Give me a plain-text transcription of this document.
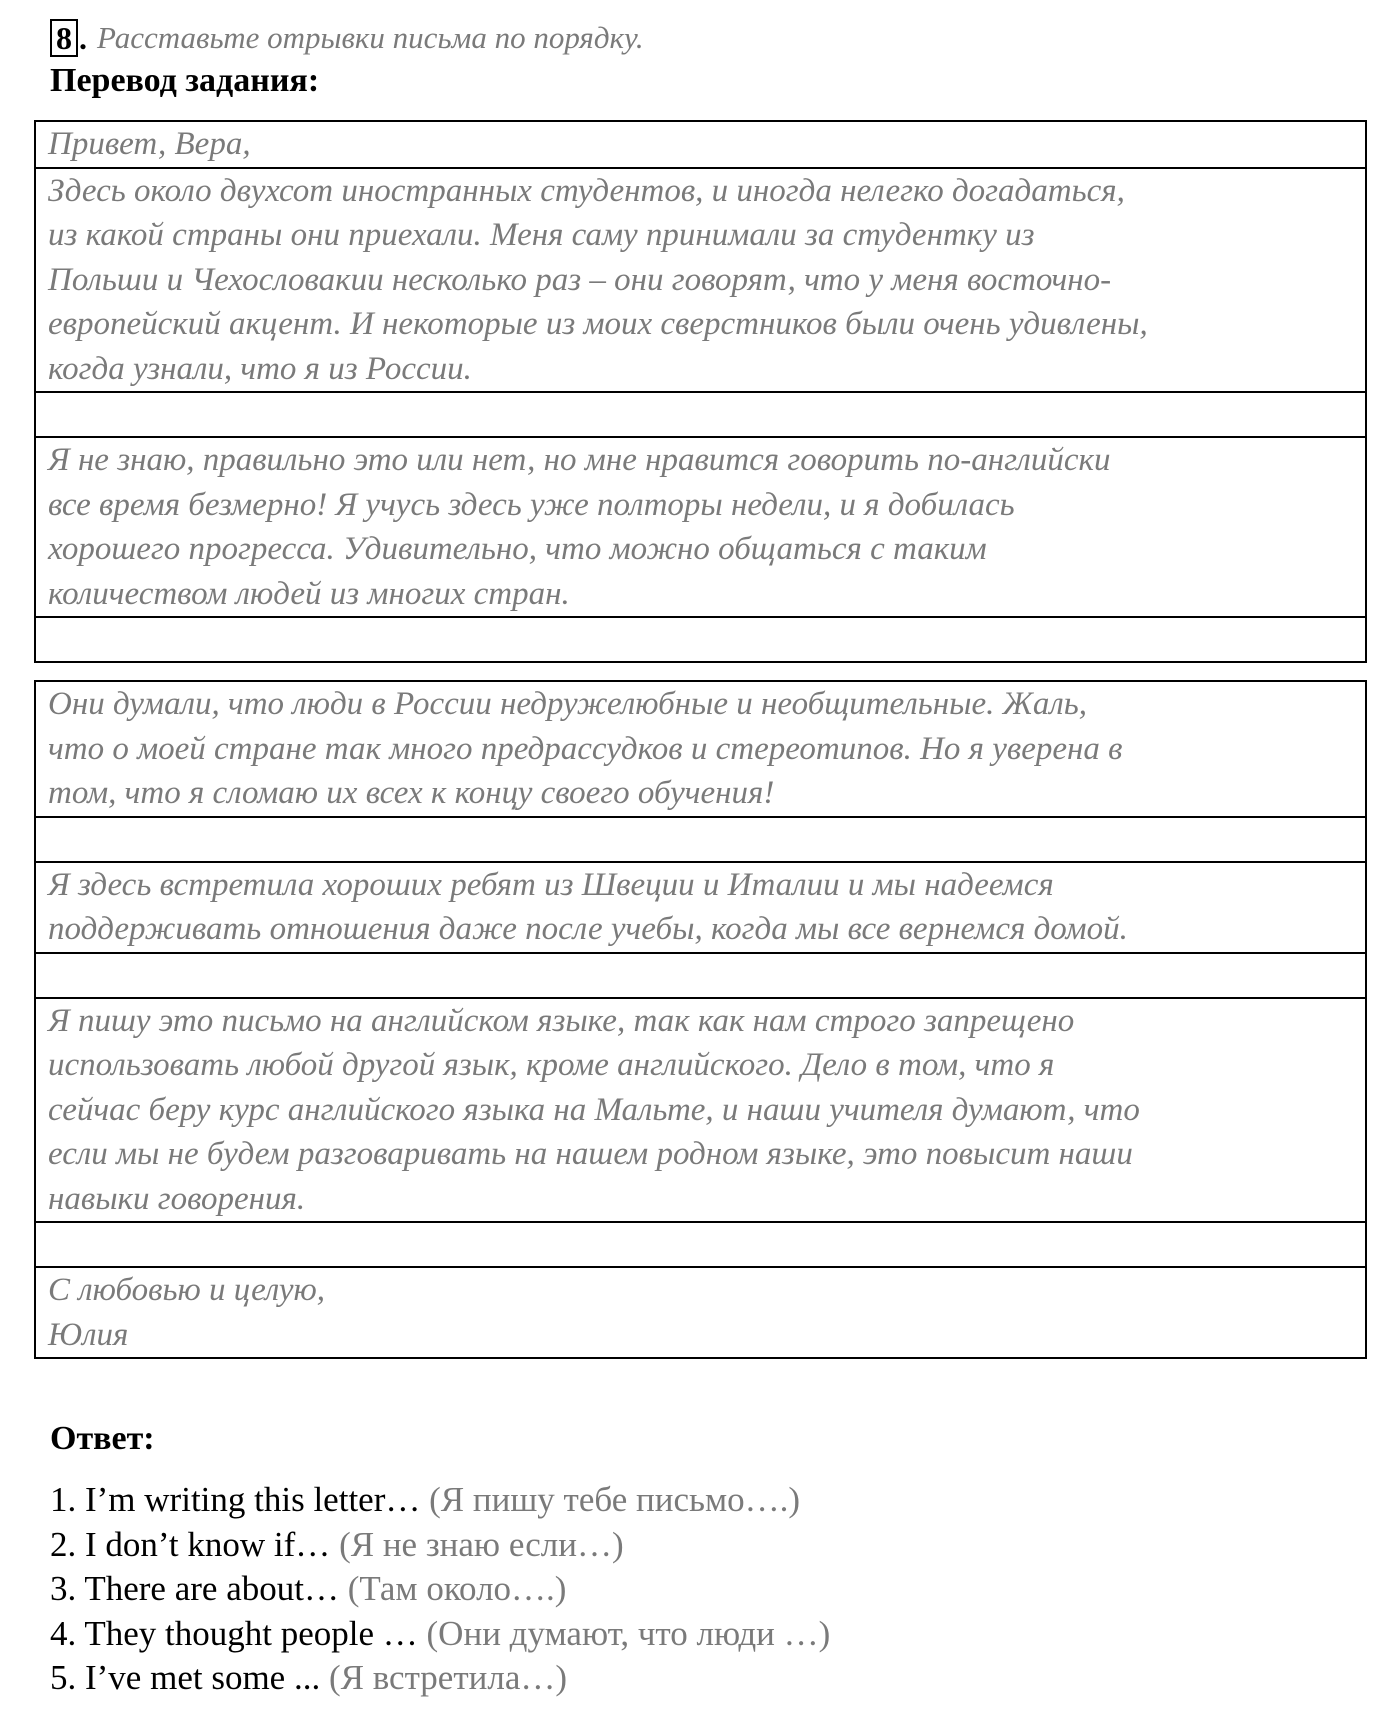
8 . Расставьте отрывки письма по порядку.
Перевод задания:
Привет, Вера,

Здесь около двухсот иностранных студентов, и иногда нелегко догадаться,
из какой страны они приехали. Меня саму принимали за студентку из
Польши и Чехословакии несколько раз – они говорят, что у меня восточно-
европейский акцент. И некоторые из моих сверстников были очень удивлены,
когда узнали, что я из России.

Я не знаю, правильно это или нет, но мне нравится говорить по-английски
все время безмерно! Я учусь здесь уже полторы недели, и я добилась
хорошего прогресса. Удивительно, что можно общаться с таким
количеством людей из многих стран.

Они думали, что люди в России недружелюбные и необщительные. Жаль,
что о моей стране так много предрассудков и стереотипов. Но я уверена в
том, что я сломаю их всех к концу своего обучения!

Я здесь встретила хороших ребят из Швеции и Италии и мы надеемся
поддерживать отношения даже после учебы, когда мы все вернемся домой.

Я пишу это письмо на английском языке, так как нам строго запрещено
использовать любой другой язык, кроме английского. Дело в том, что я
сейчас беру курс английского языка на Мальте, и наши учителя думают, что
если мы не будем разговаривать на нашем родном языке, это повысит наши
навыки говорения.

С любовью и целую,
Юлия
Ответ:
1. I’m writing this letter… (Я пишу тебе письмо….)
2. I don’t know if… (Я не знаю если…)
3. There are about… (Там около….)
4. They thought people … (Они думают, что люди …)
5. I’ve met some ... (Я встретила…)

· · · ·

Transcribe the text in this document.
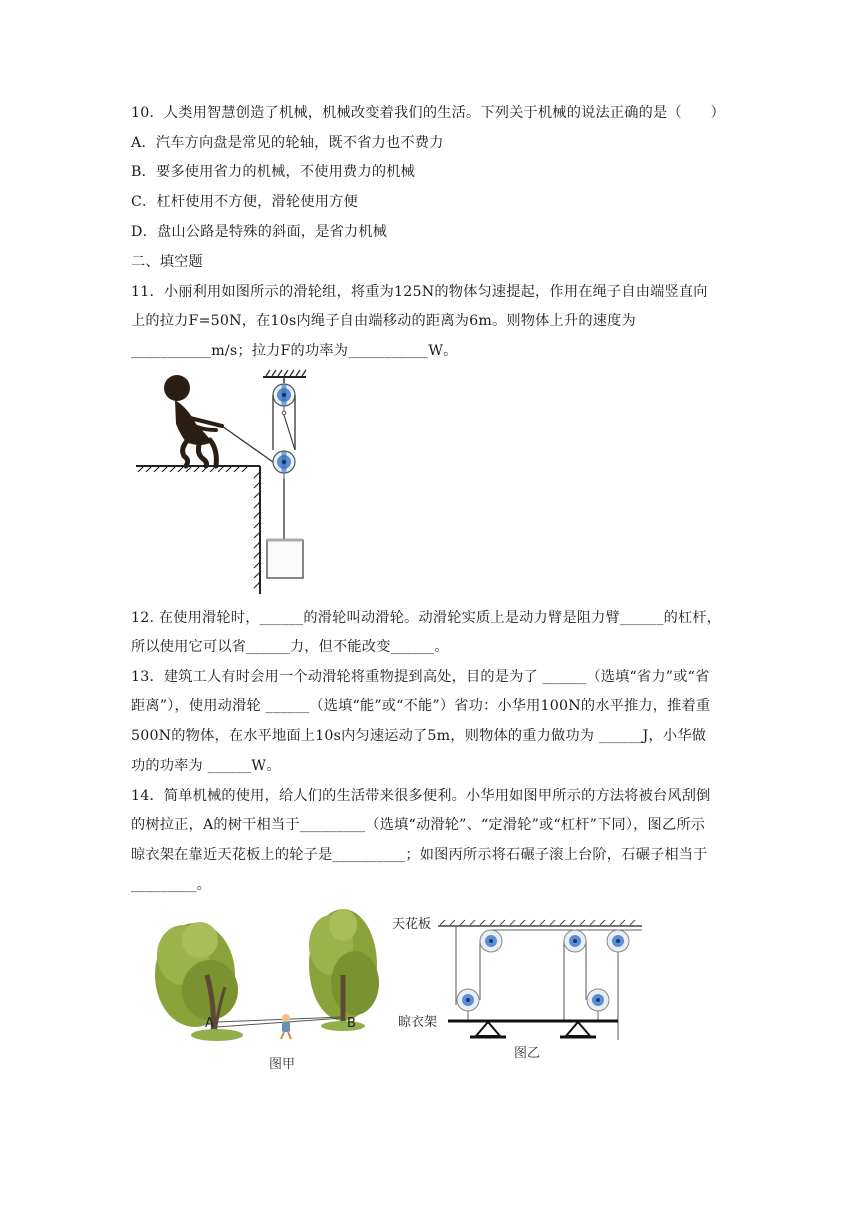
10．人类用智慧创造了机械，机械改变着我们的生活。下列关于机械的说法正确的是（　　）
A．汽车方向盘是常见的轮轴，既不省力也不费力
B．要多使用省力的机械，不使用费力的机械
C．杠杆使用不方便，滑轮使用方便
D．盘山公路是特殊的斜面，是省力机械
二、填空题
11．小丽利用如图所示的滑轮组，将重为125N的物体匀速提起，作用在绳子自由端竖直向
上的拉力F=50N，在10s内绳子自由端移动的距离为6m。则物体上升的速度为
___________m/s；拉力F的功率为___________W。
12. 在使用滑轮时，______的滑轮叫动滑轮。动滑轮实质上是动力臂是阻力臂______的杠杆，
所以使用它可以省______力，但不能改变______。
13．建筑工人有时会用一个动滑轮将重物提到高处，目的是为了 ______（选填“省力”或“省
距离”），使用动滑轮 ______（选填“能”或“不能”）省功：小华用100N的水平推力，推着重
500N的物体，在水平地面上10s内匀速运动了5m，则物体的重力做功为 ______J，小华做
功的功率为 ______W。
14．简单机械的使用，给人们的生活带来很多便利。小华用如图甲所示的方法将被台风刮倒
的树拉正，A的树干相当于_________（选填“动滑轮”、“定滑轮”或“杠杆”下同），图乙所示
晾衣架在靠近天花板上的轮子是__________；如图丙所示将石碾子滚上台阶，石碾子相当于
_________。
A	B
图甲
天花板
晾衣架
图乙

· · · ·

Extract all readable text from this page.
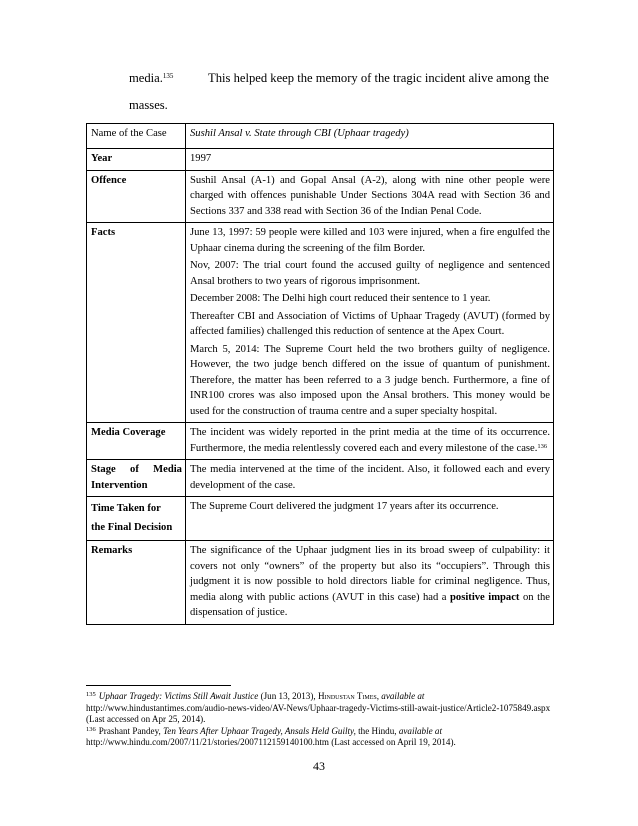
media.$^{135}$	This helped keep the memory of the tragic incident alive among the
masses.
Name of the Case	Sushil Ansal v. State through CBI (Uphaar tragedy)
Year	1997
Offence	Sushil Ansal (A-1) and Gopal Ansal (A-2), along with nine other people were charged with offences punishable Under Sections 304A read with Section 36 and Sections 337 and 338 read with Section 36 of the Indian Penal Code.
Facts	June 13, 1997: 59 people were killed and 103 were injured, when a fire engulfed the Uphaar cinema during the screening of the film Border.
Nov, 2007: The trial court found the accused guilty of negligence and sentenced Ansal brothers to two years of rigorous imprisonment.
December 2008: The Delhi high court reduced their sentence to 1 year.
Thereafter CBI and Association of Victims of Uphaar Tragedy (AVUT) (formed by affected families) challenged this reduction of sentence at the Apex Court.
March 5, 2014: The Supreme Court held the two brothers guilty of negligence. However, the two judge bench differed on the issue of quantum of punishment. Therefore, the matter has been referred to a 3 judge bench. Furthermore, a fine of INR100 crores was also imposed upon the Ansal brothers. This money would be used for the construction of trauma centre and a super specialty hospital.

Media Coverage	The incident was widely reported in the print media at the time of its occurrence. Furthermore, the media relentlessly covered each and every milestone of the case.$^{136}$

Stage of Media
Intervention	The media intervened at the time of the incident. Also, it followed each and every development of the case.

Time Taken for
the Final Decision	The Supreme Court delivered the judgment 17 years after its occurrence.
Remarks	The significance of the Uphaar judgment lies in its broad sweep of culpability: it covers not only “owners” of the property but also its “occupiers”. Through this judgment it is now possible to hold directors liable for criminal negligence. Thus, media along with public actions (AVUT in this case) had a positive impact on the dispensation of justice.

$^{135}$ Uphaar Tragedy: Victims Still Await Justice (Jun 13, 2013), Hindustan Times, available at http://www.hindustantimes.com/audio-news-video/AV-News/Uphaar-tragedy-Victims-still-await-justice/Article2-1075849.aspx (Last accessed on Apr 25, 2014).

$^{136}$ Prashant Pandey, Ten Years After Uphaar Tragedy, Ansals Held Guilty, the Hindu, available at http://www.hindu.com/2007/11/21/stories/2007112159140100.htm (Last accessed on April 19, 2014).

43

· · · ·

# TASK DETAILS
Filter the records for lines holding the string "accessed". Copy each one.

# TASK RESULT
$^{135}$ Uphaar Tragedy: Victims Still Await Justice (Jun 13, 2013), Hindustan Times, available at http://www.hindustantimes.com/audio-news-video/AV-News/Uphaar-tragedy-Victims-still-await-justice/Article2-1075849.aspx (Last accessed on Apr 25, 2014).
$^{136}$ Prashant Pandey, Ten Years After Uphaar Tragedy, Ansals Held Guilty, the Hindu, available at http://www.hindu.com/2007/11/21/stories/2007112159140100.htm (Last accessed on April 19, 2014).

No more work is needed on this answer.